---------- TEXT EXCERPT ----------

As a leading feminist and author of The Female Eunuch, Germaine Greer has helped put the feistiness into many modern-day women and (as some dare to call them) grrrls. However, the collective liberation of ladies went a bit pear-shaped last week when the veteran media don verbally laid into Australian playwright Joanna Murray-Smith (hitherto best known for Honour). Greer angrily called her an "insane reactionary", apparently without even reading her new West End play, The Female of the Species.
This piece is loosely based on an assault that Greer survived in 2000. She was held hostage by an obsessed undergraduate who walked into her house and went crazy, tying her up. Greer was saved by the arrival of some friends, but the episode must have been terrifying.
Now, what Murray-Smith has written is a farce, lampooning the likes of Greer, and I must say I was uncomfortable at first with Roger Michell's production. Turning such an incident into light entertainment feels dishonourable, even if the celebrity author of The Cerebral Vagina, named Margot Mason, and her assailant, Molly, are clearly fictional – played by Eileen Atkins and Anna Maxwell Martin.
That said, Greer certainly isn't above satire and presumably she wouldn't want to reintroduce censorship. It is, in fact, the limited authenticity that is problematic at first. Atkins' performance looks more stagey than satirically sharp in the opening scene as she hollers at her agent on the phone while wrestling her bra off under her top and hurling it away with a grimace. Maxwell Martin's dweeby Molly also hovers awkwardly at the off, on the threshold of caricature, twitching in her anorak, furiously confused by feminist theories. And when Sophie Thompson rushes in as Margot's messed-up daughter – also having a breakdown – she and Maxwell Martin seem excessively similar dowdy nutters: both round-shouldered as chimps.
That said, farce often takes a while to warm up and that is the case here. The absurdity escalates, moving away from Greer's experience. Thompson's Tess becomes hilarious when it emerges she is a toddler-harassed mother, working herself up into a tizz about having to make cornflake clusters. The pitch of her hysteria rises like an operatic aria. Paul Chahidi fetches up next as her husband, Bryan. Showing no inclination to unchain Margot, he is a teasingly ambiguous New Man, making politically correct speeches while throwing sly, smarmy glances at Molly.
The denouement is lame, but at its height this is a very funny evening and a comedy of ideas. It makes you dwell – retrospectively – on how profoundly confused we are now about what women really want.
The ladies in Zorro are putting their foot down. That's to say the most thrilling moments in this new West End musical – scored by the Gipsy Kings and choreographed by the celebrated flamenco dancer Rafael Amargo – are its bouts of furious stamping.

----------

• **COMPLETE THE FOLLOWING**:
1/ Retype the part of the theater review that begins at the words "The denouement is" and ends after "women really want.".
2/ Answer these questions from the theater review:
(a) In what year did the assault that the play is loosely based on take place?
(b) Which actor plays Tess's husband, Bryan?
(c) Who choreographed the Zorro musical?

---------- ENTRIES SHOWN ----------

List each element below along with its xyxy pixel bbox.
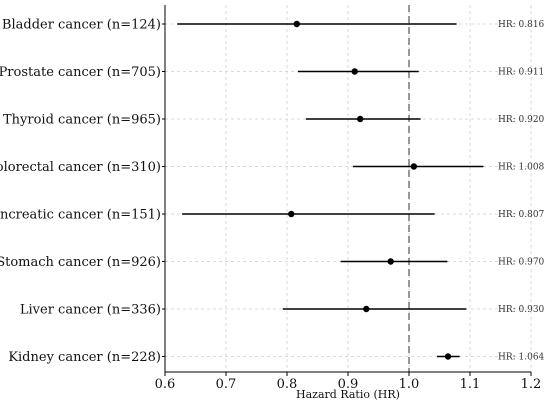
x-tick-label: 0.9 [338,377,359,392]
x-tick-label: 0.6 [155,377,176,392]
x-axis-title: Hazard Ratio (HR) [296,388,400,401]
hr-marker [444,353,452,360]
row-label: Bladder cancer (n=124) [2,18,161,33]
x-tick-label: 1.1 [460,377,481,392]
hr-value-label: HR: 1.008 [498,163,545,173]
hr-marker [351,68,358,75]
row-label-layer: Bladder cancer (n=124) Prostate cancer (n… [0,18,161,366]
hr-marker [410,163,418,170]
row-label: Pancreatic cancer (n=151) [0,208,161,223]
hr-marker [293,20,300,28]
row-label: Thyroid cancer (n=965) [3,113,161,128]
grid-layer [164,5,532,372]
hr-label-layer: HR: 0.816 HR: 0.911 HR: 0.920 HR: 1.008 HR: … [498,20,545,363]
axis-layer: 0.6 0.7 0.8 0.9 1.0 1.1 1.2 [155,5,542,392]
hr-value-label: HR: 0.911 [498,68,544,78]
hr-marker [288,210,295,218]
x-tick-label: 0.8 [277,377,298,392]
marker-layer [288,20,452,360]
row-label: Colorectal cancer (n=310) [0,160,161,175]
hr-value-label: HR: 0.807 [498,210,545,220]
x-tick-label: 0.7 [216,377,237,392]
hr-value-label: HR: 0.970 [498,258,545,268]
hr-value-label: HR: 0.816 [498,20,545,30]
hr-marker [363,305,370,313]
row-label: Liver cancer (n=336) [20,303,161,318]
row-label: Prostate cancer (n=705) [0,65,161,80]
row-label: Kidney cancer (n=228) [8,350,161,365]
hr-value-label: HR: 1.064 [498,353,545,363]
hr-marker [357,115,364,123]
x-tick-label: 1.0 [399,377,420,392]
x-tick-label: 1.2 [521,377,542,392]
row-label: Stomach cancer (n=926) [0,255,161,270]
hr-value-label: HR: 0.930 [498,305,545,315]
hr-marker [387,258,394,265]
hr-value-label: HR: 0.920 [498,115,545,125]
confidence-interval-layer [177,23,484,358]
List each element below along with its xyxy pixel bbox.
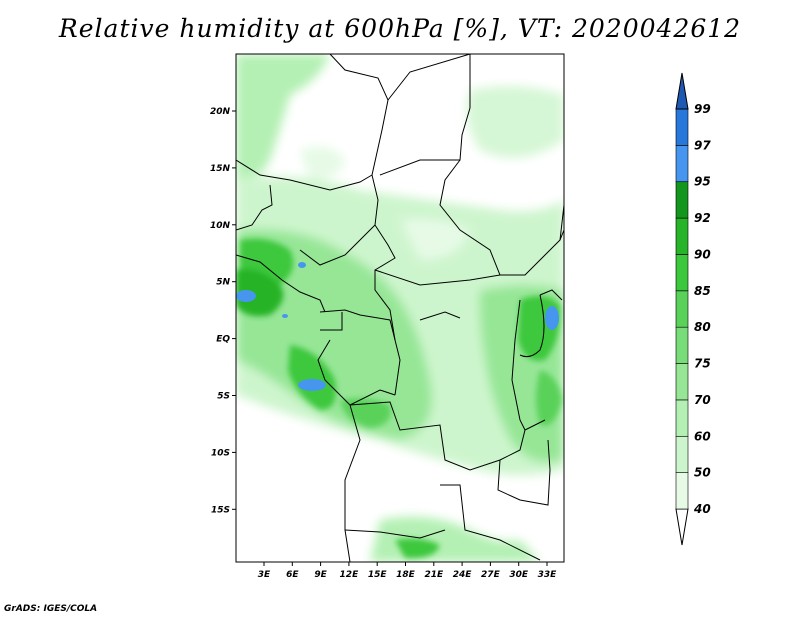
- colorbar-label: 92: [694, 211, 711, 225]
- colorbar-segment: [675, 145, 689, 183]
- colorbar-high-arrow: [675, 72, 689, 110]
- colorbar-segment: [675, 399, 689, 437]
- lon-label: 27E: [481, 570, 501, 580]
- colorbar-label: 97: [694, 138, 711, 152]
- longitude-axis: 3E 6E 9E 12E 15E 18E 21E 24E 27E 30E 33E: [258, 562, 557, 580]
- map-frame: [235, 53, 565, 563]
- colorbar-label: 40: [693, 502, 711, 516]
- colorbar-segment: [675, 217, 689, 255]
- chart-title: Relative humidity at 600hPa [%], VT: 202…: [58, 14, 742, 43]
- colorbar-segment: [675, 254, 689, 292]
- colorbar: 40 50 60 70 75 80 85 90 92 95 97 99: [675, 72, 711, 546]
- colorbar-label: 85: [694, 284, 711, 298]
- colorbar-label: 99: [694, 102, 711, 116]
- lon-label: 3E: [258, 570, 271, 580]
- colorbar-label: 95: [694, 175, 711, 189]
- humidity-shading-dark: [236, 238, 562, 559]
- country-borders: [236, 54, 564, 562]
- lat-label: EQ: [216, 335, 230, 345]
- lon-label: 9E: [314, 570, 327, 580]
- lon-label: 12E: [340, 570, 360, 580]
- colorbar-label: 90: [694, 247, 711, 261]
- lat-label: 15S: [211, 505, 230, 515]
- colorbar-label: 75: [694, 357, 711, 371]
- lat-label: 10S: [211, 448, 230, 458]
- colorbar-label: 50: [694, 466, 711, 480]
- lon-label: 30E: [509, 570, 529, 580]
- colorbar-label: 70: [694, 393, 711, 407]
- lon-label: 33E: [538, 570, 558, 580]
- colorbar-label: 80: [694, 320, 711, 334]
- lat-label: 20N: [210, 107, 231, 117]
- lon-label: 6E: [286, 570, 299, 580]
- lat-label: 15N: [210, 164, 231, 174]
- colorbar-segment: [675, 363, 689, 401]
- colorbar-segment: [675, 435, 689, 473]
- colorbar-low-arrow: [675, 508, 689, 546]
- lat-label: 5N: [216, 278, 230, 288]
- lon-label: 18E: [396, 570, 416, 580]
- humidity-shading-light: [236, 54, 564, 562]
- lat-label: 10N: [210, 221, 231, 231]
- lon-label: 21E: [424, 570, 444, 580]
- humidity-field: [236, 54, 564, 562]
- lat-label: 5S: [217, 392, 230, 402]
- colorbar-segment: [675, 181, 689, 219]
- colorbar-label: 60: [694, 429, 711, 443]
- colorbar-segment: [675, 108, 689, 146]
- lon-label: 24E: [453, 570, 473, 580]
- latitude-axis: 20N 15N 10N 5N EQ 5S 10S 15S: [210, 107, 236, 515]
- humidity-peaks: [236, 262, 559, 391]
- colorbar-segment: [675, 290, 689, 328]
- credit-label: GrADS: IGES/COLA: [4, 604, 98, 614]
- colorbar-segment: [675, 326, 689, 364]
- lon-label: 15E: [368, 570, 388, 580]
- colorbar-segment: [675, 472, 689, 510]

----------

• **SOLUTIONS TO THE TASKS**:
1/
The denouement is lame, but at its height this is a very funny evening and a comedy of ideas. It makes you dwell – retrospectively – on how profoundly confused we are now about what women really want.

2/
(a) 2000
(b) Paul Chahidi
(c) Rafael Amargo